==== Record extracts

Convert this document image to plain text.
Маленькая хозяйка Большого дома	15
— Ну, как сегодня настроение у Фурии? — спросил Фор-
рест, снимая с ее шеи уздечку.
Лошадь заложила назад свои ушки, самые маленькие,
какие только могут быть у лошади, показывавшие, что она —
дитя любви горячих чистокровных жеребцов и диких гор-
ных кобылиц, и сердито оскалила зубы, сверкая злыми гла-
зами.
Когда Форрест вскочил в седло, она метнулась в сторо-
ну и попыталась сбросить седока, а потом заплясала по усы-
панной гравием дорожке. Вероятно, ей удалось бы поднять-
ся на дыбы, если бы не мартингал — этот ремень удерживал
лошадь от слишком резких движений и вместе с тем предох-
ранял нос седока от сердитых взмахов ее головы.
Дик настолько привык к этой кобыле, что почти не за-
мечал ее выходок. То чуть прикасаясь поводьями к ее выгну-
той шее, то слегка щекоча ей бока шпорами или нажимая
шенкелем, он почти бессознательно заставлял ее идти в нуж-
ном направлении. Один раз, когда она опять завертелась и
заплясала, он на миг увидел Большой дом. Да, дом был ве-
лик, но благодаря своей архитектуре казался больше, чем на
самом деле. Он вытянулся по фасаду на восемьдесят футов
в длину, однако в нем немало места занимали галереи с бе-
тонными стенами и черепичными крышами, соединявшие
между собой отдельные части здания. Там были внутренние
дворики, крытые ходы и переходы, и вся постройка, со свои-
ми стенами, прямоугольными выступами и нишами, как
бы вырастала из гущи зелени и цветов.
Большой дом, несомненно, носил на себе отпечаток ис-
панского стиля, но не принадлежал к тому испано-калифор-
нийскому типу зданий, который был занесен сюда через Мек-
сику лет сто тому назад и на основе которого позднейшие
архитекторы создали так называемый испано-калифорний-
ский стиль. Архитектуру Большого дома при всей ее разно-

========

Brief: Write out the material from the first line to the last, exactly.

Written response:
Convert this document image to plain text.
Маленькая хозяйка Большого дома	15
— Ну, как сегодня настроение у Фурии? — спросил Фор-
рест, снимая с ее шеи уздечку.
Лошадь заложила назад свои ушки, самые маленькие,
какие только могут быть у лошади, показывавшие, что она —
дитя любви горячих чистокровных жеребцов и диких гор-
ных кобылиц, и сердито оскалила зубы, сверкая злыми гла-
зами.
Когда Форрест вскочил в седло, она метнулась в сторо-
ну и попыталась сбросить седока, а потом заплясала по усы-
панной гравием дорожке. Вероятно, ей удалось бы поднять-
ся на дыбы, если бы не мартингал — этот ремень удерживал
лошадь от слишком резких движений и вместе с тем предох-
ранял нос седока от сердитых взмахов ее головы.
Дик настолько привык к этой кобыле, что почти не за-
мечал ее выходок. То чуть прикасаясь поводьями к ее выгну-
той шее, то слегка щекоча ей бока шпорами или нажимая
шенкелем, он почти бессознательно заставлял ее идти в нуж-
ном направлении. Один раз, когда она опять завертелась и
заплясала, он на миг увидел Большой дом. Да, дом был ве-
лик, но благодаря своей архитектуре казался больше, чем на
самом деле. Он вытянулся по фасаду на восемьдесят футов
в длину, однако в нем немало места занимали галереи с бе-
тонными стенами и черепичными крышами, соединявшие
между собой отдельные части здания. Там были внутренние
дворики, крытые ходы и переходы, и вся постройка, со свои-
ми стенами, прямоугольными выступами и нишами, как
бы вырастала из гущи зелени и цветов.
Большой дом, несомненно, носил на себе отпечаток ис-
панского стиля, но не принадлежал к тому испано-калифор-
нийскому типу зданий, который был занесен сюда через Мек-
сику лет сто тому назад и на основе которого позднейшие
архитекторы создали так называемый испано-калифорний-
ский стиль. Архитектуру Большого дома при всей ее разно-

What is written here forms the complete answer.